*AIM OF THE EXERCISE*:
Return all lines where the word "compared" can be found.

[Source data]
=-=-=-=-=

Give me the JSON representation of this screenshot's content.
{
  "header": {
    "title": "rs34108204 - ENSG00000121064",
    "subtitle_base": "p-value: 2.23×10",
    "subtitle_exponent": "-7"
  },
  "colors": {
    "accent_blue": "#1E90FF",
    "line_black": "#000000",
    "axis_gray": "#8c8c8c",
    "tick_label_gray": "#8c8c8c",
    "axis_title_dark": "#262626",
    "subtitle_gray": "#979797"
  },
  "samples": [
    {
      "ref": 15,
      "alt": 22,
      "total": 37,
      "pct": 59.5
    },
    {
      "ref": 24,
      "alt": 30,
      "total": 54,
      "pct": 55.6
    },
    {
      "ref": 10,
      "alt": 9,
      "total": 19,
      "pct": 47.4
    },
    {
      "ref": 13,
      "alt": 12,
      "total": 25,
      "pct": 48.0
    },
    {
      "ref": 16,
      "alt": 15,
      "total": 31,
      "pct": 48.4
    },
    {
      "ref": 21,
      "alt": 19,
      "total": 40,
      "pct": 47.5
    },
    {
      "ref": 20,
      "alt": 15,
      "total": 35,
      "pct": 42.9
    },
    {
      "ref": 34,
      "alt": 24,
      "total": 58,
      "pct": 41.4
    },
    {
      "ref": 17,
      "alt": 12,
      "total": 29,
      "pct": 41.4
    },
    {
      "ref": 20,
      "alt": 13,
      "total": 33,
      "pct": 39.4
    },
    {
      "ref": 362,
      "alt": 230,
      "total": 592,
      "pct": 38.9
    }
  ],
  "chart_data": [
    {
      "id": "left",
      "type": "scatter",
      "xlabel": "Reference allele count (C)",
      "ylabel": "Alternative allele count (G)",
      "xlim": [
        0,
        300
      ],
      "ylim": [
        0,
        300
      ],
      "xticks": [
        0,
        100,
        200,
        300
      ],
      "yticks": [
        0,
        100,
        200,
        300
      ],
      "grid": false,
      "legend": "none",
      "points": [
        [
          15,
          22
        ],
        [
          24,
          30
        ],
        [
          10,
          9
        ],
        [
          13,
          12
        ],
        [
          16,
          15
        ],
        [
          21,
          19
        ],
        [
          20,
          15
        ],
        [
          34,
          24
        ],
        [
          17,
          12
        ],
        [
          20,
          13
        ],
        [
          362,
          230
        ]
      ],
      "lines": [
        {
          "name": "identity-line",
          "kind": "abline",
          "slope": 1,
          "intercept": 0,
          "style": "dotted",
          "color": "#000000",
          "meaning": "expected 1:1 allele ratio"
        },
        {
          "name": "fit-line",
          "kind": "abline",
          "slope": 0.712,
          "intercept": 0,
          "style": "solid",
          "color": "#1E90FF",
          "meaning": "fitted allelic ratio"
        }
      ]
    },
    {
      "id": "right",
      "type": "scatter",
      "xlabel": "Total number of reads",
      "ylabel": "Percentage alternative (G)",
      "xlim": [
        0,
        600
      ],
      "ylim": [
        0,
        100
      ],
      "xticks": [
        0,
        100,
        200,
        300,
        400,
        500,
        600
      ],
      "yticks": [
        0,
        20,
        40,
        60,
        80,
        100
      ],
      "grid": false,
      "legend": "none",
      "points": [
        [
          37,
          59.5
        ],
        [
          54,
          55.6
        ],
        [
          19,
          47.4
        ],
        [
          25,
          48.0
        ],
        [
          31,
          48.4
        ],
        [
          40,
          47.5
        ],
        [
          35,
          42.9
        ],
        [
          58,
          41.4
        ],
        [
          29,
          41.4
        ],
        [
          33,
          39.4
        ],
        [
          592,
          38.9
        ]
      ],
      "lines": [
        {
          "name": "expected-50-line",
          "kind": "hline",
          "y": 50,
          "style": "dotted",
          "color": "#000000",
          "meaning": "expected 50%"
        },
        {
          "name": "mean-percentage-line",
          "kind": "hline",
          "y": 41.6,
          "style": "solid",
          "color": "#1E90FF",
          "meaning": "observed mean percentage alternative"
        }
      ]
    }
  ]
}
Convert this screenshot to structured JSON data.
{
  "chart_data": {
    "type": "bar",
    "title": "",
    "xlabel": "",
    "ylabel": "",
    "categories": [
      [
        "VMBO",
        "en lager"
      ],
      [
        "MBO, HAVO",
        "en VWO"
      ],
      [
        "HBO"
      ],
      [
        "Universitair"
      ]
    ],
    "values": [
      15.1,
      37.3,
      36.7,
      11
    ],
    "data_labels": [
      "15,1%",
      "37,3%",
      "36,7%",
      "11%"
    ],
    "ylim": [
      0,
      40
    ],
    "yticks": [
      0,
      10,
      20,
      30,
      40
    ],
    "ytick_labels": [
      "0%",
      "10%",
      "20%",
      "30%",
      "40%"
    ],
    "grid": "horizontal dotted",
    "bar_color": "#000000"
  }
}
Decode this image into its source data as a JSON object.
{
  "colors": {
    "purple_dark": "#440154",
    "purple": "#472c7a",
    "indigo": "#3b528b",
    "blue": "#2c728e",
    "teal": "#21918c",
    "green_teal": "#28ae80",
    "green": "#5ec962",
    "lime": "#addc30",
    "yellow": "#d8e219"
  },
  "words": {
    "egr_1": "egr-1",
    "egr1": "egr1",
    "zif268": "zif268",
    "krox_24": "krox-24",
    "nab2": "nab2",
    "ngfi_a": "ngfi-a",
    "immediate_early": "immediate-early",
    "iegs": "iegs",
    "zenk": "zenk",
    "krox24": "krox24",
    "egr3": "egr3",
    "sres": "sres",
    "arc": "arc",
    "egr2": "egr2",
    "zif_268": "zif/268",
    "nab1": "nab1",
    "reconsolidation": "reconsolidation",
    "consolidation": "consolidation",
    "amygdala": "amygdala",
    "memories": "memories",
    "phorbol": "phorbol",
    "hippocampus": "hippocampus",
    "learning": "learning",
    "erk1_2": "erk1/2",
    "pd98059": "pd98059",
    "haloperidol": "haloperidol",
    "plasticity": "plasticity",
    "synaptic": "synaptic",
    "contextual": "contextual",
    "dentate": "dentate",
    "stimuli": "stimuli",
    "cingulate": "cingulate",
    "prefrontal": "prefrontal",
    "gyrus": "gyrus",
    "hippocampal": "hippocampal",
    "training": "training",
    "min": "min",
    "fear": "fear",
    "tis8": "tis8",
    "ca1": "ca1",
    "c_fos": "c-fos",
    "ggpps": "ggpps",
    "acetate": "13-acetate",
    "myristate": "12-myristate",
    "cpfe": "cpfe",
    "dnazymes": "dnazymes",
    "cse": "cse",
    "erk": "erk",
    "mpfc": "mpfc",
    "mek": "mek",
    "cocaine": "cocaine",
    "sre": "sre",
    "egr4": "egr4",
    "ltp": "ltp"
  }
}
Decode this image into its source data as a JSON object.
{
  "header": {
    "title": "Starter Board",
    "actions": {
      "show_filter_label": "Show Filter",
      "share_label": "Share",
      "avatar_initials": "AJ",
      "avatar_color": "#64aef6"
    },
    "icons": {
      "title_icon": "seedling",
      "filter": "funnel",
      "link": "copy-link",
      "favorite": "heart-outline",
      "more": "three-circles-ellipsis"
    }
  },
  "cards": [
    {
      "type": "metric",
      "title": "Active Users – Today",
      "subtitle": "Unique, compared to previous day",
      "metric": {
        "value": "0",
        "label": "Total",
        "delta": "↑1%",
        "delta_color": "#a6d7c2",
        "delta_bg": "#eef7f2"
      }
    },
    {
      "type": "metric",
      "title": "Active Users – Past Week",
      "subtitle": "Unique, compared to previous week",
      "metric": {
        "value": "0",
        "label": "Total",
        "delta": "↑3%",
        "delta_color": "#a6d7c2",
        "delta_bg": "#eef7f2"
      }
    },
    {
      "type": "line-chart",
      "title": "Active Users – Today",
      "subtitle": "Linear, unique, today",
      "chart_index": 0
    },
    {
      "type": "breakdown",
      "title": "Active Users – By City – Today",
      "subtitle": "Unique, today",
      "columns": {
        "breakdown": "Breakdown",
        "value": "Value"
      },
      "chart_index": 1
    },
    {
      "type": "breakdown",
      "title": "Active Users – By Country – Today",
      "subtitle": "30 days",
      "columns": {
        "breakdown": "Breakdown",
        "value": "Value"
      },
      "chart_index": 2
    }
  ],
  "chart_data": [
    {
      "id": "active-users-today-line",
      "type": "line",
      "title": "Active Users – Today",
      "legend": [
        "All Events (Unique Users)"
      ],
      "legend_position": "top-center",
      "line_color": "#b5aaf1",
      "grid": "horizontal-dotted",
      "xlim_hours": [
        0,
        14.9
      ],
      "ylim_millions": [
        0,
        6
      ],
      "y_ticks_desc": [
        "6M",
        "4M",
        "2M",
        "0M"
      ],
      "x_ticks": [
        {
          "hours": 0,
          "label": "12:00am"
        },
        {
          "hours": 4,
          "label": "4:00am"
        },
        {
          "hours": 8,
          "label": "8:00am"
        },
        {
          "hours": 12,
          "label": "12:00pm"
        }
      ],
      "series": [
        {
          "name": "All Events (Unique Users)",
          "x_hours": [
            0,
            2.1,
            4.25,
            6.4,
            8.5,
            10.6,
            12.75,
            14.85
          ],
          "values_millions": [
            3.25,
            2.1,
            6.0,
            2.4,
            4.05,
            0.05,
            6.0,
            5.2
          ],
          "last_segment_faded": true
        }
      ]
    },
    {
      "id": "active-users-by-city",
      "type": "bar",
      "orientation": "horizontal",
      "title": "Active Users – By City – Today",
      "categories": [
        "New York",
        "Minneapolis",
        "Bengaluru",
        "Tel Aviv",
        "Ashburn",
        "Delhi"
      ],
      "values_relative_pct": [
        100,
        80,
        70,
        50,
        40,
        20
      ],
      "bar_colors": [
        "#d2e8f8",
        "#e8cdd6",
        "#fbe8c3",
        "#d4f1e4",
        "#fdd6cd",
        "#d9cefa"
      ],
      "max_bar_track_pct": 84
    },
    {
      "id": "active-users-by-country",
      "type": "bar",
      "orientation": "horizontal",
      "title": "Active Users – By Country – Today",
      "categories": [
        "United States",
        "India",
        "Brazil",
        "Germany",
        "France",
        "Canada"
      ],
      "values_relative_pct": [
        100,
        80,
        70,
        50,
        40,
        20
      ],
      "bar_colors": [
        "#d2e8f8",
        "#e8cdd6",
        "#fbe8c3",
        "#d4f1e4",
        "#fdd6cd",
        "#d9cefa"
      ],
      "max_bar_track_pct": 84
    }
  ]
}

=-=-=-=-=

*THE RESPONSE*:
      "subtitle": "Unique, compared to previous day",
      "subtitle": "Unique, compared to previous week",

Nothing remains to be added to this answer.